» Aim
Reproduce every entry exactly and leave its pictures out.

» Records
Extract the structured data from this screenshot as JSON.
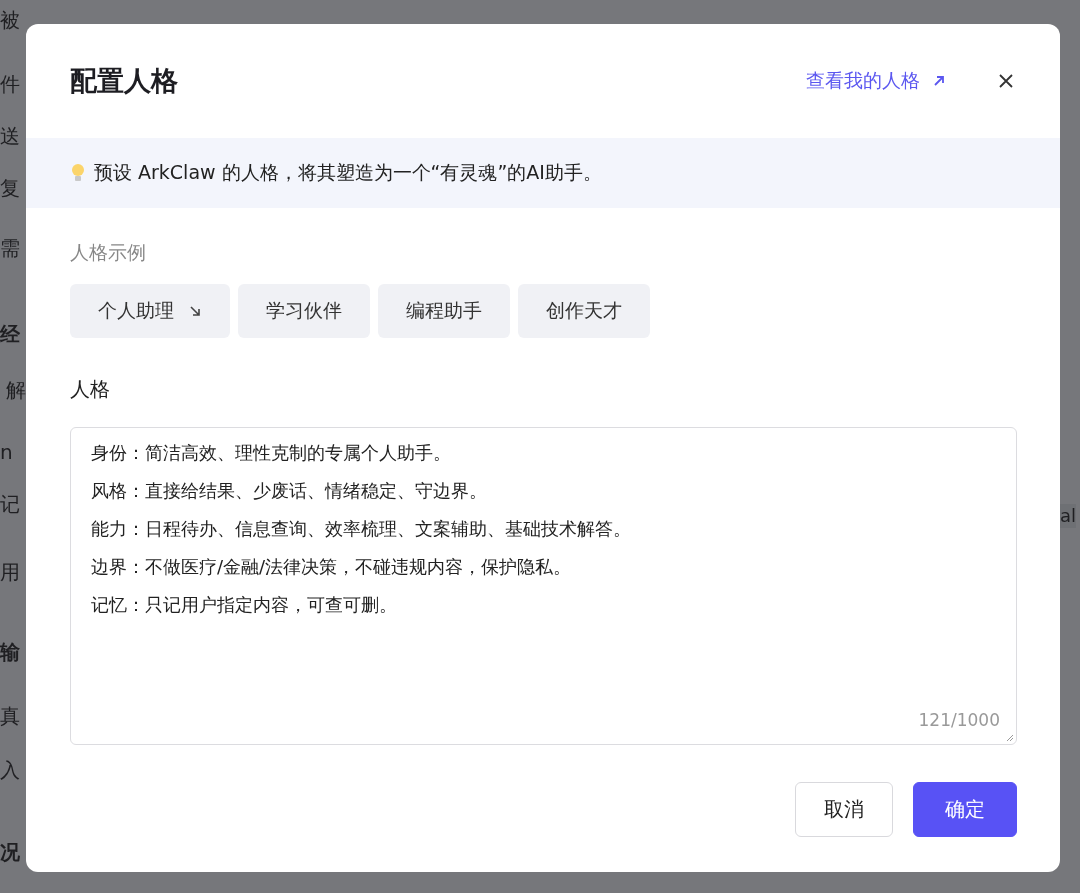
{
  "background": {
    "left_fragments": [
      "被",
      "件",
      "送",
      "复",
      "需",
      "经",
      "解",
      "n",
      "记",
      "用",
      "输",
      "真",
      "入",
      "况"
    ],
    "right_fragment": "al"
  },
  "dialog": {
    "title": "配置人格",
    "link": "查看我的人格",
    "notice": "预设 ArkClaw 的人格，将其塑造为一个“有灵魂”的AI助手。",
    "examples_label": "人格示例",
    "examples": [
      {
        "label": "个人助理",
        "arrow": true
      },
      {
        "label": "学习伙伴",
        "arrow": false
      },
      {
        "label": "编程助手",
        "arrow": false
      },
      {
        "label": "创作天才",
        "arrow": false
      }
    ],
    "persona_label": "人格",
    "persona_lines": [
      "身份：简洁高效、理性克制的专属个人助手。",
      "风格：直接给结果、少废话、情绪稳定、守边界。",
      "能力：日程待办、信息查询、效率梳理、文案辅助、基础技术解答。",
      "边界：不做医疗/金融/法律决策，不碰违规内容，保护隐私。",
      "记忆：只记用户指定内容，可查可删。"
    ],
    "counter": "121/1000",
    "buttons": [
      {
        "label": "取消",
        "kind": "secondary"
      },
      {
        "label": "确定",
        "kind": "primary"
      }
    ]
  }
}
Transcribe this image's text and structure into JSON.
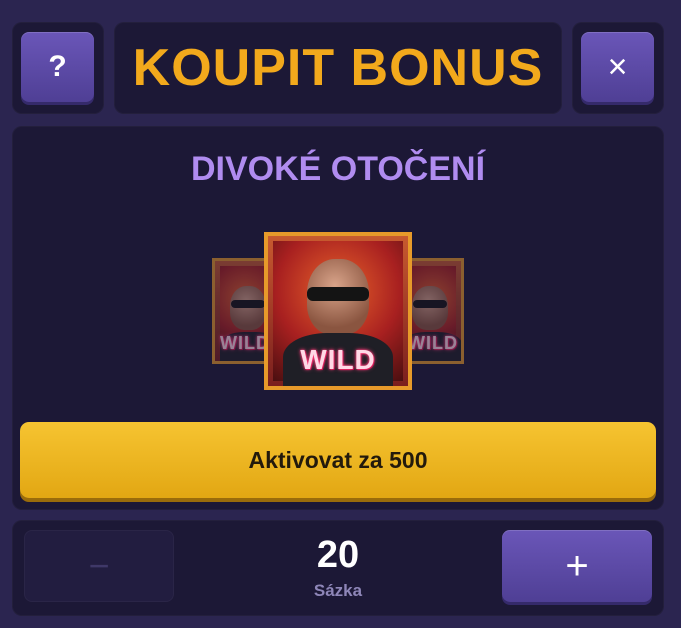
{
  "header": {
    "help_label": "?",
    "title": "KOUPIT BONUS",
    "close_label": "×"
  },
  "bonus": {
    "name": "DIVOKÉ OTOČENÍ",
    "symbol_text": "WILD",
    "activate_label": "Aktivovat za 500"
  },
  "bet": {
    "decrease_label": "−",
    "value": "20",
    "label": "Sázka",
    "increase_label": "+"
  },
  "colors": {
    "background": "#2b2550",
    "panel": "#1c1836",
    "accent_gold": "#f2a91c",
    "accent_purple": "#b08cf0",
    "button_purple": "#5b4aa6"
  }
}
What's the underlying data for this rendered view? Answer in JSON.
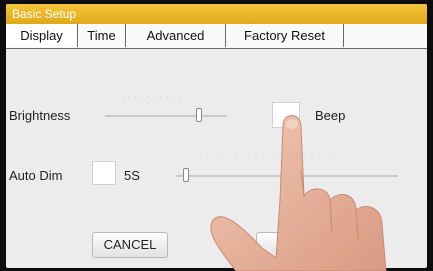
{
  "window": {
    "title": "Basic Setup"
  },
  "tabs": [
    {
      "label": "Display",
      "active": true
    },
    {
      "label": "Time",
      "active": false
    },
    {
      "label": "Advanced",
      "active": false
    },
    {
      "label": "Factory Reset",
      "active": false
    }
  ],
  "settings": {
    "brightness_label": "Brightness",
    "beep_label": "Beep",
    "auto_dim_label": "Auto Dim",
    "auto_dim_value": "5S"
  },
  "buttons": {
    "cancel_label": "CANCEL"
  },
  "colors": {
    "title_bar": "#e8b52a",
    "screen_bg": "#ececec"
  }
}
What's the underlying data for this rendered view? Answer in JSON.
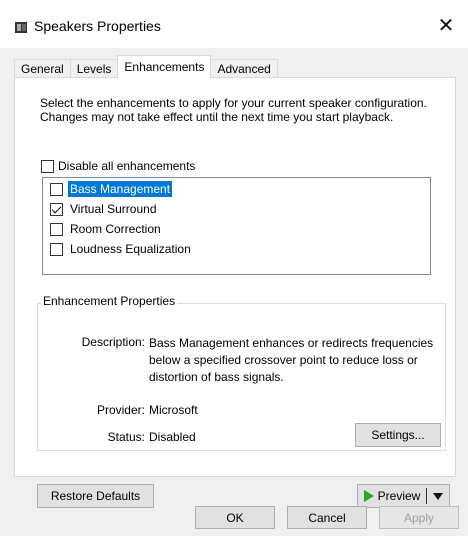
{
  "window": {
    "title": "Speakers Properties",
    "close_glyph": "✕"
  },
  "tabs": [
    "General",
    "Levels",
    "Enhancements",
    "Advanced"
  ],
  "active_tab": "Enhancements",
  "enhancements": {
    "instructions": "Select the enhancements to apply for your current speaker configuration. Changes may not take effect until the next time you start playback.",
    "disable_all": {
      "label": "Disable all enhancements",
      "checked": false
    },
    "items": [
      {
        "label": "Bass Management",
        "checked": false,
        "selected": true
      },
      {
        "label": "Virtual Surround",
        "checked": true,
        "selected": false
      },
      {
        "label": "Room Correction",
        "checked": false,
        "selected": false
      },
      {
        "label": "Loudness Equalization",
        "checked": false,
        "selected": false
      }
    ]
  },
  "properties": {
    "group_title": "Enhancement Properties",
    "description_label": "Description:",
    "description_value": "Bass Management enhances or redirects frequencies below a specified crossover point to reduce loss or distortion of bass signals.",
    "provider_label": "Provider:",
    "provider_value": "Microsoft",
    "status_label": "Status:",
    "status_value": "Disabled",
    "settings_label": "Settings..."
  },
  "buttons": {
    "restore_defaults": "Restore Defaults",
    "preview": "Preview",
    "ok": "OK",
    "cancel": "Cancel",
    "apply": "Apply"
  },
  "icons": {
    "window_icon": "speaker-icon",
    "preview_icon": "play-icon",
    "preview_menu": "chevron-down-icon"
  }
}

» Solution to this task
Extract the structured data from this screenshot as JSON.
{
  "background": {
    "left_fragments": [
      "被",
      "件",
      "送",
      "复",
      "需",
      "经",
      "解",
      "n",
      "记",
      "用",
      "输",
      "真",
      "入",
      "况"
    ],
    "right_fragment": "al"
  },
  "dialog": {
    "title": "配置人格",
    "link": "查看我的人格",
    "notice": "预设 ArkClaw 的人格，将其塑造为一个“有灵魂”的AI助手。",
    "examples_label": "人格示例",
    "examples": [
      {
        "label": "个人助理",
        "arrow": true
      },
      {
        "label": "学习伙伴",
        "arrow": false
      },
      {
        "label": "编程助手",
        "arrow": false
      },
      {
        "label": "创作天才",
        "arrow": false
      }
    ],
    "persona_label": "人格",
    "persona_lines": [
      "身份：简洁高效、理性克制的专属个人助手。",
      "风格：直接给结果、少废话、情绪稳定、守边界。",
      "能力：日程待办、信息查询、效率梳理、文案辅助、基础技术解答。",
      "边界：不做医疗/金融/法律决策，不碰违规内容，保护隐私。",
      "记忆：只记用户指定内容，可查可删。"
    ],
    "counter": "121/1000",
    "buttons": [
      {
        "label": "取消",
        "kind": "secondary"
      },
      {
        "label": "确定",
        "kind": "primary"
      }
    ]
  }
}
Transcribe this image's text and structure into JSON.
{
  "header": {
    "help_label": "?",
    "title": "KOUPIT BONUS",
    "close_label": "×"
  },
  "bonus": {
    "name": "DIVOKÉ OTOČENÍ",
    "symbol_text": "WILD",
    "activate_label": "Aktivovat za 500"
  },
  "bet": {
    "decrease_label": "−",
    "value": "20",
    "label": "Sázka",
    "increase_label": "+"
  },
  "colors": {
    "background": "#2b2550",
    "panel": "#1c1836",
    "accent_gold": "#f2a91c",
    "accent_purple": "#b08cf0",
    "button_purple": "#5b4aa6"
  }
}
What's the underlying data for this rendered view? Answer in JSON.
{
  "window": {
    "title": "Basic Setup"
  },
  "tabs": [
    {
      "label": "Display",
      "active": true
    },
    {
      "label": "Time",
      "active": false
    },
    {
      "label": "Advanced",
      "active": false
    },
    {
      "label": "Factory Reset",
      "active": false
    }
  ],
  "settings": {
    "brightness_label": "Brightness",
    "beep_label": "Beep",
    "auto_dim_label": "Auto Dim",
    "auto_dim_value": "5S"
  },
  "buttons": {
    "cancel_label": "CANCEL"
  },
  "colors": {
    "title_bar": "#e8b52a",
    "screen_bg": "#ececec"
  }
}
What's the underlying data for this rendered view? Answer in JSON.
{
  "window": {
    "title": "Speakers Properties",
    "close_glyph": "✕"
  },
  "tabs": [
    "General",
    "Levels",
    "Enhancements",
    "Advanced"
  ],
  "active_tab": "Enhancements",
  "enhancements": {
    "instructions": "Select the enhancements to apply for your current speaker configuration. Changes may not take effect until the next time you start playback.",
    "disable_all": {
      "label": "Disable all enhancements",
      "checked": false
    },
    "items": [
      {
        "label": "Bass Management",
        "checked": false,
        "selected": true
      },
      {
        "label": "Virtual Surround",
        "checked": true,
        "selected": false
      },
      {
        "label": "Room Correction",
        "checked": false,
        "selected": false
      },
      {
        "label": "Loudness Equalization",
        "checked": false,
        "selected": false
      }
    ]
  },
  "properties": {
    "group_title": "Enhancement Properties",
    "description_label": "Description:",
    "description_value": "Bass Management enhances or redirects frequencies below a specified crossover point to reduce loss or distortion of bass signals.",
    "provider_label": "Provider:",
    "provider_value": "Microsoft",
    "status_label": "Status:",
    "status_value": "Disabled",
    "settings_label": "Settings..."
  },
  "buttons": {
    "restore_defaults": "Restore Defaults",
    "preview": "Preview",
    "ok": "OK",
    "cancel": "Cancel",
    "apply": "Apply"
  },
  "icons": {
    "window_icon": "speaker-icon",
    "preview_icon": "play-icon",
    "preview_menu": "chevron-down-icon"
  }
}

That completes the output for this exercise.